== DATA TO USE ==

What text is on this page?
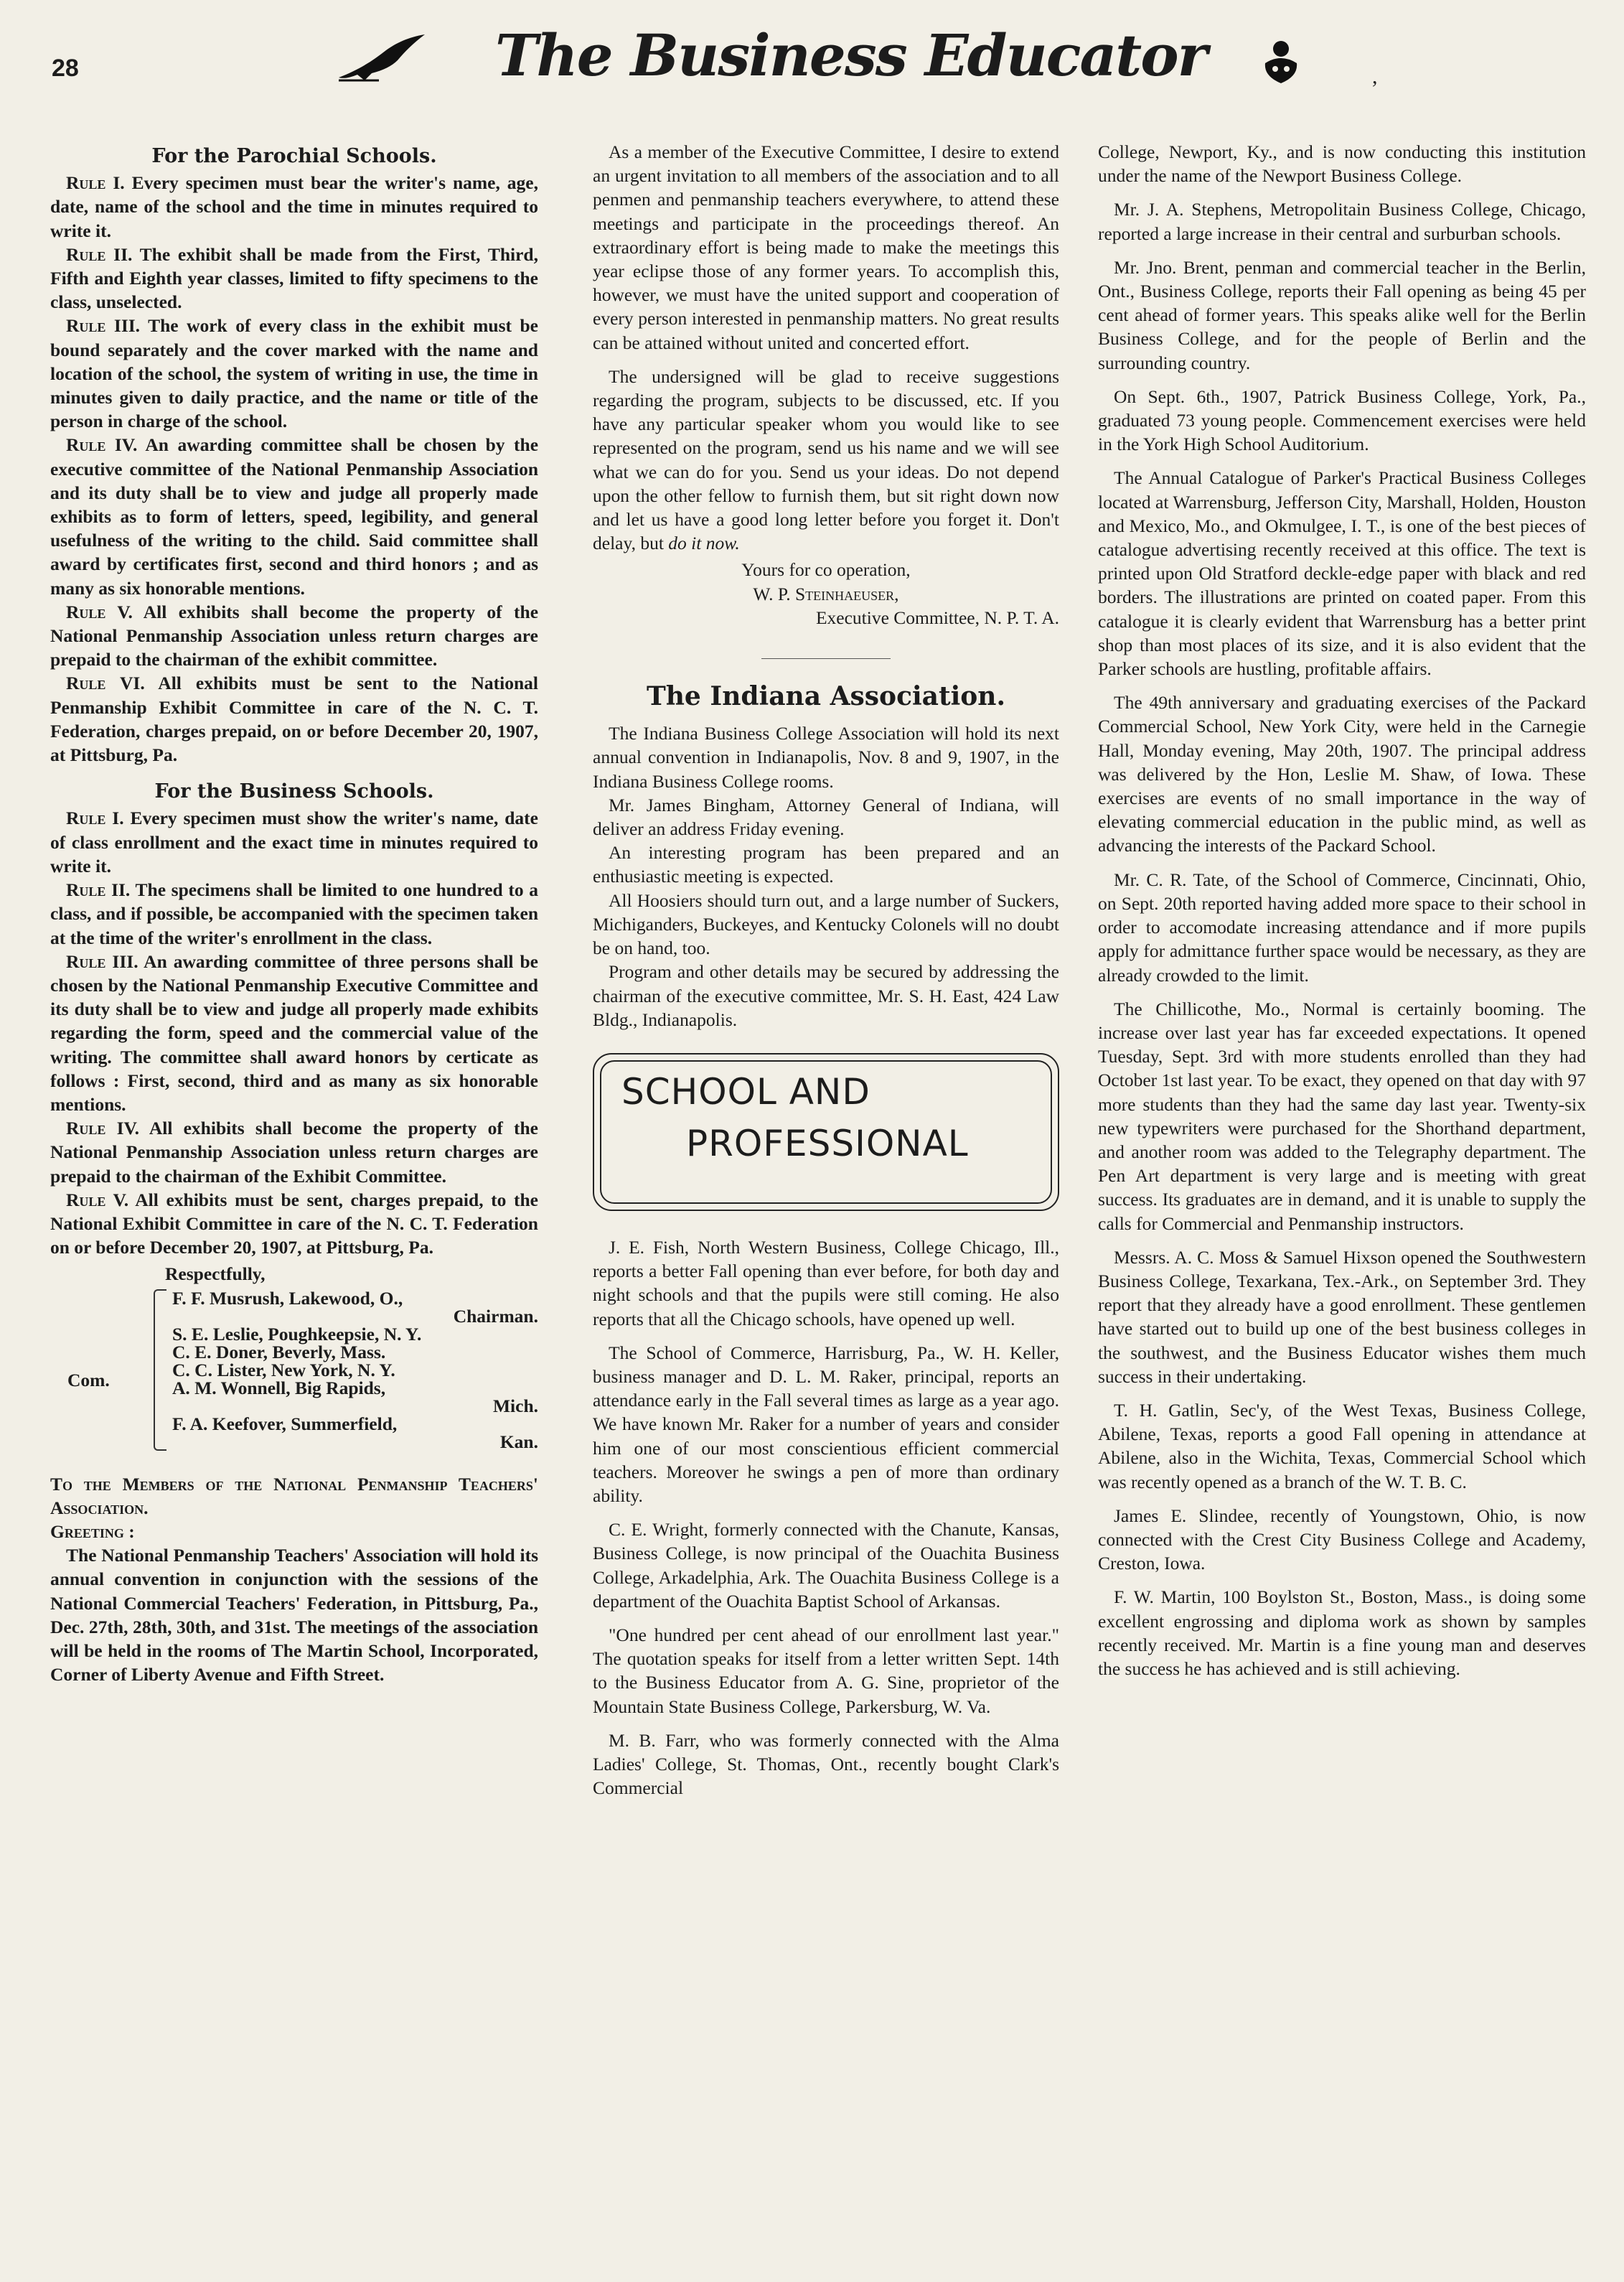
28	The Business Educator	,
For the Parochial Schools.

Rule I. Every specimen must bear the writer's name, age, date, name of the school and the time in minutes required to write it.

Rule II. The exhibit shall be made from the First, Third, Fifth and Eighth year classes, limited to fifty specimens to the class, unselected.

Rule III. The work of every class in the exhibit must be bound separately and the cover marked with the name and location of the school, the system of writing in use, the time in minutes given to daily practice, and the name or title of the person in charge of the school.

Rule IV. An awarding committee shall be chosen by the executive committee of the National Penmanship Association and its duty shall be to view and judge all properly made exhibits as to form of letters, speed, legibility, and general usefulness of the writing to the child. Said committee shall award by certificates first, second and third honors ; and as many as six honorable mentions.

Rule V. All exhibits shall become the property of the National Penmanship Association unless return charges are prepaid to the chairman of the exhibit committee.

Rule VI. All exhibits must be sent to the National Penmanship Exhibit Committee in care of the N. C. T. Federation, charges prepaid, on or before December 20, 1907, at Pittsburg, Pa.

For the Business Schools.

Rule I. Every specimen must show the writer's name, date of class enrollment and the exact time in minutes required to write it.

Rule II. The specimens shall be limited to one hundred to a class, and if possible, be accompanied with the specimen taken at the time of the writer's enrollment in the class.

Rule III. An awarding committee of three persons shall be chosen by the National Penmanship Executive Committee and its duty shall be to view and judge all properly made exhibits regarding the form, speed and the commercial value of the writing. The committee shall award honors by certicate as follows : First, second, third and as many as six honorable mentions.

Rule IV. All exhibits shall become the property of the National Penmanship Association unless return charges are prepaid to the chairman of the Exhibit Committee.

Rule V. All exhibits must be sent, charges prepaid, to the National Exhibit Committee in care of the N. C. T. Federation on or before December 20, 1907, at Pittsburg, Pa.

Respectfully,
Com.
F. F. Musrush, Lakewood, O.,
Chairman.
S. E. Leslie, Poughkeepsie, N. Y.
C. E. Doner, Beverly, Mass.
C. C. Lister, New York, N. Y.
A. M. Wonnell, Big Rapids,
Mich.
F. A. Keefover, Summerfield,
Kan.
To the Members of the National Penmanship Teachers' Association.
Greeting :

The National Penmanship Teachers' Association will hold its annual convention in conjunction with the sessions of the National Commercial Teachers' Federation, in Pittsburg, Pa., Dec. 27th, 28th, 30th, and 31st. The meetings of the association will be held in the rooms of The Martin School, Incorporated, Corner of Liberty Avenue and Fifth Street.

As a member of the Executive Committee, I desire to extend an urgent invitation to all members of the association and to all penmen and penmanship teachers everywhere, to attend these meetings and participate in the proceedings thereof. An extraordinary effort is being made to make the meetings this year eclipse those of any former years. To accomplish this, however, we must have the united support and cooperation of every person interested in penmanship matters. No great results can be attained without united and concerted effort.

The undersigned will be glad to receive suggestions regarding the program, subjects to be discussed, etc. If you have any particular speaker whom you would like to see represented on the program, send us his name and we will see what we can do for you. Send us your ideas. Do not depend upon the other fellow to furnish them, but sit right down now and let us have a good long letter before you forget it. Don't delay, but do it now.

Yours for co operation,
W. P. Steinhaeuser,
Executive Committee, N. P. T. A.
The Indiana Association.

The Indiana Business College Association will hold its next annual convention in Indianapolis, Nov. 8 and 9, 1907, in the Indiana Business College rooms.

Mr. James Bingham, Attorney General of Indiana, will deliver an address Friday evening.

An interesting program has been prepared and an enthusiastic meeting is expected.

All Hoosiers should turn out, and a large number of Suckers, Michiganders, Buckeyes, and Kentucky Colonels will no doubt be on hand, too.

Program and other details may be secured by addressing the chairman of the executive committee, Mr. S. H. East, 424 Law Bldg., Indianapolis.

SCHOOL AND
PROFESSIONAL

J. E. Fish, North Western Business, College Chicago, Ill., reports a better Fall opening than ever before, for both day and night schools and that the pupils were still coming. He also reports that all the Chicago schools, have opened up well.

The School of Commerce, Harrisburg, Pa., W. H. Keller, business manager and D. L. M. Raker, principal, reports an attendance early in the Fall several times as large as a year ago. We have known Mr. Raker for a number of years and consider him one of our most conscientious efficient commercial teachers. Moreover he swings a pen of more than ordinary ability.

C. E. Wright, formerly connected with the Chanute, Kansas, Business College, is now principal of the Ouachita Business College, Arkadelphia, Ark. The Ouachita Business College is a department of the Ouachita Baptist School of Arkansas.

"One hundred per cent ahead of our enrollment last year." The quotation speaks for itself from a letter written Sept. 14th to the Business Educator from A. G. Sine, proprietor of the Mountain State Business College, Parkersburg, W. Va.

M. B. Farr, who was formerly connected with the Alma Ladies' College, St. Thomas, Ont., recently bought Clark's Commercial

College, Newport, Ky., and is now conducting this institution under the name of the Newport Business College.

Mr. J. A. Stephens, Metropolitain Business College, Chicago, reported a large increase in their central and surburban schools.

Mr. Jno. Brent, penman and commercial teacher in the Berlin, Ont., Business College, reports their Fall opening as being 45 per cent ahead of former years. This speaks alike well for the Berlin Business College, and for the people of Berlin and the surrounding country.

On Sept. 6th., 1907, Patrick Business College, York, Pa., graduated 73 young people. Commencement exercises were held in the York High School Auditorium.

The Annual Catalogue of Parker's Practical Business Colleges located at Warrensburg, Jefferson City, Marshall, Holden, Houston and Mexico, Mo., and Okmulgee, I. T., is one of the best pieces of catalogue advertising recently received at this office. The text is printed upon Old Stratford deckle-edge paper with black and red borders. The illustrations are printed on coated paper. From this catalogue it is clearly evident that Warrensburg has a better print shop than most places of its size, and it is also evident that the Parker schools are hustling, profitable affairs.

The 49th anniversary and graduating exercises of the Packard Commercial School, New York City, were held in the Carnegie Hall, Monday evening, May 20th, 1907. The principal address was delivered by the Hon, Leslie M. Shaw, of Iowa. These exercises are events of no small importance in the way of elevating commercial education in the public mind, as well as advancing the interests of the Packard School.

Mr. C. R. Tate, of the School of Commerce, Cincinnati, Ohio, on Sept. 20th reported having added more space to their school in order to accomodate increasing attendance and if more pupils apply for admittance further space would be necessary, as they are already crowded to the limit.

The Chillicothe, Mo., Normal is certainly booming. The increase over last year has far exceeded expectations. It opened Tuesday, Sept. 3rd with more students enrolled than they had October 1st last year. To be exact, they opened on that day with 97 more students than they had the same day last year. Twenty-six new typewriters were purchased for the Shorthand department, and another room was added to the Telegraphy department. The Pen Art department is very large and is meeting with great success. Its graduates are in demand, and it is unable to supply the calls for Commercial and Penmanship instructors.

Messrs. A. C. Moss & Samuel Hixson opened the Southwestern Business College, Texarkana, Tex.-Ark., on September 3rd. They report that they already have a good enrollment. These gentlemen have started out to build up one of the best business colleges in the southwest, and the Business Educator wishes them much success in their undertaking.

T. H. Gatlin, Sec'y, of the West Texas, Business College, Abilene, Texas, reports a good Fall opening in attendance at Abilene, also in the Wichita, Texas, Commercial School which was recently opened as a branch of the W. T. B. C.

James E. Slindee, recently of Youngstown, Ohio, is now connected with the Crest City Business College and Academy, Creston, Iowa.

F. W. Martin, 100 Boylston St., Boston, Mass., is doing some excellent engrossing and diploma work as shown by samples recently received. Mr. Martin is a fine young man and deserves the success he has achieved and is still achieving.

===

**DESCRIPTION OF THE TASK**
Determine how many lines include the word "Leslie" and report that number by itself.

**TASK RESPONSE**
2